**Prompt:**
Copy all of these rows word for word, leaving out the pictures.

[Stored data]
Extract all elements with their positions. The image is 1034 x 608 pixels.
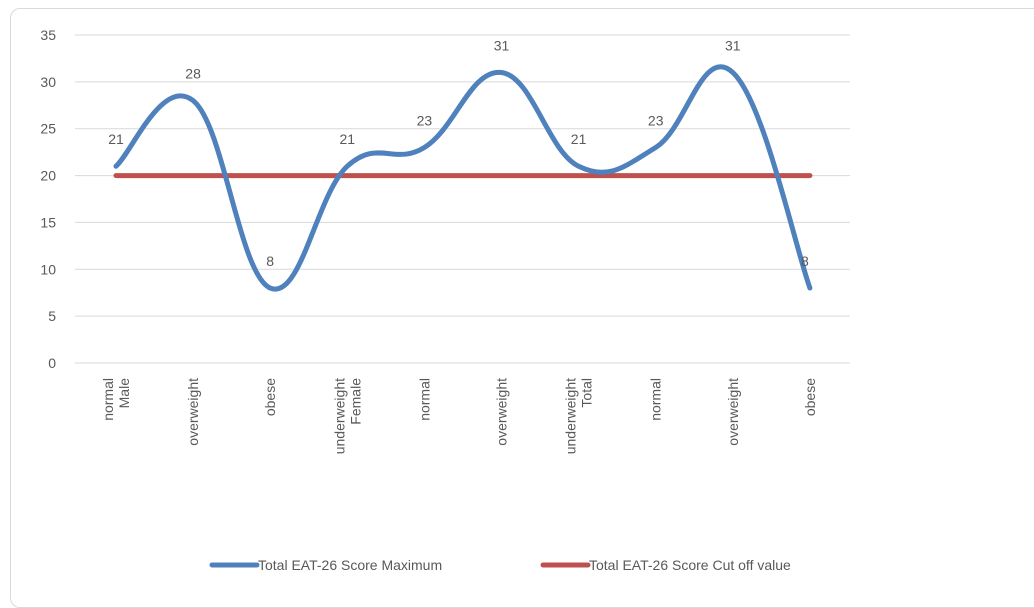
data-label: 31 [494, 37, 510, 53]
series-lines [113, 64, 813, 292]
y-tick-label: 25 [40, 121, 56, 137]
x-tick-label: overweight [725, 378, 741, 446]
x-tick-label: normal Male [100, 378, 132, 421]
legend-label: Total EAT-26 Score Cut off value [589, 557, 791, 573]
data-label: 23 [417, 112, 433, 128]
x-tick-label: overweight [185, 378, 201, 446]
y-tick-label: 5 [48, 308, 56, 324]
x-tick-label: obese [262, 378, 278, 416]
data-label: 8 [266, 253, 274, 269]
data-labels: 21 28 8 21 23 31 21 23 31 8 [108, 37, 809, 269]
x-tick-label-line: normal [416, 378, 432, 421]
y-tick-label: 0 [48, 355, 56, 371]
y-axis-ticks: 0 5 10 15 20 25 30 35 [40, 27, 56, 371]
x-tick-label-line: underweight [331, 378, 347, 454]
x-tick-label-line: normal [648, 378, 664, 421]
x-tick-label: normal [648, 378, 664, 421]
x-tick-label-line: Male [116, 378, 132, 409]
legend-item: Total EAT-26 Score Maximum [209, 557, 442, 573]
x-tick-label-line: obese [802, 378, 818, 416]
data-label: 23 [648, 112, 664, 128]
chart-frame [10, 8, 1034, 608]
x-tick-label-line: overweight [185, 378, 201, 446]
x-tick-label: overweight [494, 378, 510, 446]
y-tick-label: 30 [40, 74, 56, 90]
x-tick-label-line: Female [347, 378, 363, 425]
data-label: 8 [801, 253, 809, 269]
y-tick-label: 10 [40, 261, 56, 277]
data-label: 21 [571, 131, 587, 147]
x-tick-label: underweight Total [563, 378, 595, 454]
x-tick-label-line: overweight [725, 378, 741, 446]
y-tick-label: 20 [40, 168, 56, 184]
x-axis-ticks: normal Male overweight obese underweight Fema… [100, 378, 818, 454]
x-tick-label-line: obese [262, 378, 278, 416]
x-tick-label-line: Total [579, 378, 595, 408]
x-tick-label-line: normal [100, 378, 116, 421]
x-tick-label: normal [416, 378, 432, 421]
gridlines [75, 34, 850, 364]
legend-label: Total EAT-26 Score Maximum [258, 557, 442, 573]
x-tick-label: obese [802, 378, 818, 416]
legend-item: Total EAT-26 Score Cut off value [540, 557, 791, 573]
x-tick-label: underweight Female [331, 378, 363, 454]
x-tick-label-line: overweight [494, 378, 510, 446]
x-tick-label-line: underweight [563, 378, 579, 454]
legend: Total EAT-26 Score Maximum Total EAT-26 S… [209, 557, 791, 573]
y-tick-label: 15 [40, 214, 56, 230]
data-label: 28 [185, 66, 201, 82]
y-tick-label: 35 [40, 27, 56, 43]
data-label: 31 [725, 37, 741, 53]
data-label: 21 [108, 131, 124, 147]
series-line-maximum [113, 64, 813, 292]
data-label: 21 [340, 131, 356, 147]
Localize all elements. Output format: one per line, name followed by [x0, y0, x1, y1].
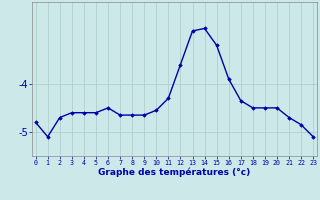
- X-axis label: Graphe des températures (°c): Graphe des températures (°c): [98, 168, 251, 177]
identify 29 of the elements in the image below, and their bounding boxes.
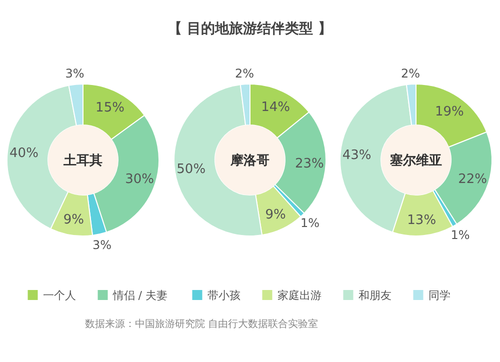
legend-label: 一个人 (42, 288, 76, 302)
legend-label: 和朋友 (358, 288, 392, 302)
legend-label: 带小孩 (207, 288, 240, 302)
slice-label: 塞尔维亚 (389, 152, 442, 169)
slice-label: 土耳其 (62, 154, 102, 169)
data-label: 2% (234, 66, 254, 80)
data-label: 40% (10, 146, 38, 162)
data-label: 9% (265, 207, 286, 222)
data-label: 3% (65, 66, 84, 81)
legend-label: 家庭出游 (277, 288, 322, 302)
data-label: 30% (125, 172, 154, 187)
data-label: 1% (300, 216, 320, 230)
data-label: 23% (294, 156, 324, 172)
data-label: 2% (401, 66, 420, 80)
legend-label: 同学 (428, 288, 450, 302)
data-label: 50% (176, 162, 206, 178)
data-label: 14% (261, 100, 290, 115)
data-label: 1% (450, 228, 470, 242)
source-note: 数据来源：中国旅游研究院 自由行大数据联合实验室 (85, 318, 318, 330)
data-label: 3% (92, 238, 112, 252)
data-label: 13% (407, 212, 436, 228)
data-label: 43% (342, 148, 372, 163)
data-label: 19% (434, 104, 464, 120)
data-label: 15% (96, 100, 124, 116)
legend-label: 情侣 / 夫妻 (112, 288, 168, 302)
data-label: 9% (63, 212, 84, 228)
slice-label: 摩洛哥 (230, 152, 270, 169)
data-label: 22% (458, 172, 488, 187)
chart-title: 【 目的地旅游结伴类型 】 (168, 21, 332, 37)
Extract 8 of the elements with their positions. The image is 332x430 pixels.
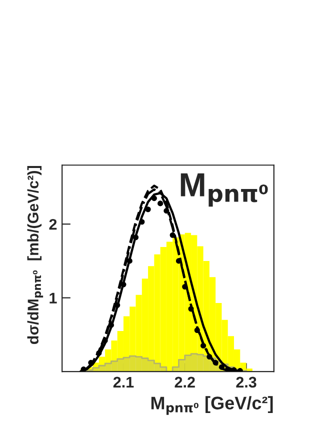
x-tick-label: 2.1 [113, 376, 134, 388]
x-tick-label: 2.3 [236, 376, 256, 388]
y-axis-title: dσ/dM$_{pnπ⁰}$ [mb/(GeV/c²)] [27, 166, 44, 344]
x-tick-label: 2.2 [174, 376, 195, 388]
annotation: M$_{pnπ⁰}$ [180, 173, 268, 207]
y-tick-label: 2 [49, 218, 57, 230]
x-axis-title: M$_{pnπ⁰}$ [GeV/c²] [151, 396, 273, 415]
y-tick-label: 1 [50, 292, 57, 304]
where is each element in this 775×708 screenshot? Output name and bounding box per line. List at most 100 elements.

**Full answer:**
Extract all elements with their positions. The image is 1034 x 608 pixels.
data-label: 31 [494, 37, 510, 53]
series-lines [113, 64, 813, 292]
y-tick-label: 25 [40, 121, 56, 137]
x-tick-label: overweight [725, 378, 741, 446]
x-tick-label: normal Male [100, 378, 132, 421]
legend-label: Total EAT-26 Score Cut off value [589, 557, 791, 573]
data-label: 23 [417, 112, 433, 128]
x-tick-label: overweight [185, 378, 201, 446]
y-tick-label: 5 [48, 308, 56, 324]
x-tick-label: obese [262, 378, 278, 416]
data-label: 8 [266, 253, 274, 269]
data-labels: 21 28 8 21 23 31 21 23 31 8 [108, 37, 809, 269]
x-tick-label-line: normal [416, 378, 432, 421]
y-tick-label: 0 [48, 355, 56, 371]
y-axis-ticks: 0 5 10 15 20 25 30 35 [40, 27, 56, 371]
x-tick-label-line: underweight [331, 378, 347, 454]
x-tick-label-line: normal [648, 378, 664, 421]
x-tick-label: normal [648, 378, 664, 421]
x-tick-label-line: Male [116, 378, 132, 409]
legend-item: Total EAT-26 Score Maximum [209, 557, 442, 573]
x-tick-label-line: obese [802, 378, 818, 416]
data-label: 23 [648, 112, 664, 128]
chart-frame [10, 8, 1034, 608]
x-tick-label-line: overweight [185, 378, 201, 446]
x-tick-label: overweight [494, 378, 510, 446]
y-tick-label: 30 [40, 74, 56, 90]
x-tick-label-line: Female [347, 378, 363, 425]
data-label: 8 [801, 253, 809, 269]
y-tick-label: 10 [40, 261, 56, 277]
data-label: 21 [571, 131, 587, 147]
x-tick-label: underweight Total [563, 378, 595, 454]
x-tick-label-line: overweight [725, 378, 741, 446]
y-tick-label: 20 [40, 168, 56, 184]
x-axis-ticks: normal Male overweight obese underweight Fema… [100, 378, 818, 454]
x-tick-label-line: obese [262, 378, 278, 416]
x-tick-label-line: Total [579, 378, 595, 408]
x-tick-label-line: normal [100, 378, 116, 421]
x-tick-label: normal [416, 378, 432, 421]
gridlines [75, 34, 850, 364]
legend-label: Total EAT-26 Score Maximum [258, 557, 442, 573]
x-tick-label: obese [802, 378, 818, 416]
legend-item: Total EAT-26 Score Cut off value [540, 557, 791, 573]
x-tick-label: underweight Female [331, 378, 363, 454]
x-tick-label-line: overweight [494, 378, 510, 446]
x-tick-label-line: underweight [563, 378, 579, 454]
legend: Total EAT-26 Score Maximum Total EAT-26 S… [209, 557, 791, 573]
y-tick-label: 15 [40, 214, 56, 230]
data-label: 28 [185, 66, 201, 82]
y-tick-label: 35 [40, 27, 56, 43]
data-label: 31 [725, 37, 741, 53]
data-label: 21 [108, 131, 124, 147]
series-line-maximum [113, 64, 813, 292]
data-label: 21 [340, 131, 356, 147]
Localize all elements. Output format: one per line, name followed by [x0, y0, x1, y1].
- X-axis label: Graphe des températures (°c): Graphe des températures (°c): [98, 168, 251, 177]
identify 29 of the elements in the image below, and their bounding boxes.
legend-label: 一个人 (42, 288, 76, 302)
legend-label: 和朋友 (358, 288, 392, 302)
legend-label: 带小孩 (207, 288, 240, 302)
slice-label: 塞尔维亚 (389, 152, 442, 169)
slice-label: 土耳其 (62, 154, 102, 169)
data-label: 2% (234, 66, 254, 80)
data-label: 40% (10, 146, 38, 162)
data-label: 9% (265, 207, 286, 222)
data-label: 3% (65, 66, 84, 81)
legend-label: 家庭出游 (277, 288, 322, 302)
data-label: 30% (125, 172, 154, 187)
data-label: 1% (300, 216, 320, 230)
data-label: 23% (294, 156, 324, 172)
data-label: 2% (401, 66, 420, 80)
legend-label: 同学 (428, 288, 450, 302)
data-label: 50% (176, 162, 206, 178)
data-label: 14% (261, 100, 290, 115)
data-label: 1% (450, 228, 470, 242)
source-note: 数据来源：中国旅游研究院 自由行大数据联合实验室 (85, 318, 318, 330)
data-label: 3% (92, 238, 112, 252)
data-label: 13% (407, 212, 436, 228)
data-label: 43% (342, 148, 372, 163)
data-label: 19% (434, 104, 464, 120)
data-label: 15% (96, 100, 124, 116)
legend-label: 情侣 / 夫妻 (112, 288, 168, 302)
data-label: 9% (63, 212, 84, 228)
slice-label: 摩洛哥 (230, 152, 270, 169)
data-label: 22% (458, 172, 488, 187)
chart-title: 【 目的地旅游结伴类型 】 (168, 21, 332, 37)
Extract 8 of the elements with their positions. The image is 332x430 pixels.
x-tick-label: 2.1 [113, 376, 134, 388]
x-tick-label: 2.3 [236, 376, 256, 388]
y-axis-title: dσ/dM$_{pnπ⁰}$ [mb/(GeV/c²)] [27, 166, 44, 344]
x-tick-label: 2.2 [174, 376, 195, 388]
annotation: M$_{pnπ⁰}$ [180, 173, 268, 207]
y-tick-label: 2 [49, 218, 57, 230]
x-axis-title: M$_{pnπ⁰}$ [GeV/c²] [151, 396, 273, 415]
y-tick-label: 1 [50, 292, 57, 304]
where is each element in this 775×708 screenshot? Output name and bounding box per line. List at most 100 elements.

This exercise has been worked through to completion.